§ Input data:
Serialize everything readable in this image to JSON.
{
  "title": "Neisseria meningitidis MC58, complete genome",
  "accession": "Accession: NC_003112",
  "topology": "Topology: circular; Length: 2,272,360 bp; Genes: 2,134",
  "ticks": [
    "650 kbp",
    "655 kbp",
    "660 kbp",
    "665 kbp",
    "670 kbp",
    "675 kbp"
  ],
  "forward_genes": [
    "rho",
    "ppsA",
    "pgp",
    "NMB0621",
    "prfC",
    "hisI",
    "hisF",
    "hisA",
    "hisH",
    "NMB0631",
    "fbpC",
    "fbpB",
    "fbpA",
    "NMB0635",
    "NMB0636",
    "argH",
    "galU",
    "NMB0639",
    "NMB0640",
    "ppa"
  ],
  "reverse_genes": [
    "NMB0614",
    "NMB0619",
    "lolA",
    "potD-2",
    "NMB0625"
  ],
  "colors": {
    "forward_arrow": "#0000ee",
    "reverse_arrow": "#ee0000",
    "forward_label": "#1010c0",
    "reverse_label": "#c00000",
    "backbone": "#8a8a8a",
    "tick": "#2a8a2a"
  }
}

§ Task instructions: Repeat the entire listing above, keeping every line exactly the same.

§ Expected answer:
Serialize everything readable in this image to JSON.
{
  "title": "Neisseria meningitidis MC58, complete genome",
  "accession": "Accession: NC_003112",
  "topology": "Topology: circular; Length: 2,272,360 bp; Genes: 2,134",
  "ticks": [
    "650 kbp",
    "655 kbp",
    "660 kbp",
    "665 kbp",
    "670 kbp",
    "675 kbp"
  ],
  "forward_genes": [
    "rho",
    "ppsA",
    "pgp",
    "NMB0621",
    "prfC",
    "hisI",
    "hisF",
    "hisA",
    "hisH",
    "NMB0631",
    "fbpC",
    "fbpB",
    "fbpA",
    "NMB0635",
    "NMB0636",
    "argH",
    "galU",
    "NMB0639",
    "NMB0640",
    "ppa"
  ],
  "reverse_genes": [
    "NMB0614",
    "NMB0619",
    "lolA",
    "potD-2",
    "NMB0625"
  ],
  "colors": {
    "forward_arrow": "#0000ee",
    "reverse_arrow": "#ee0000",
    "forward_label": "#1010c0",
    "reverse_label": "#c00000",
    "backbone": "#8a8a8a",
    "tick": "#2a8a2a"
  }
}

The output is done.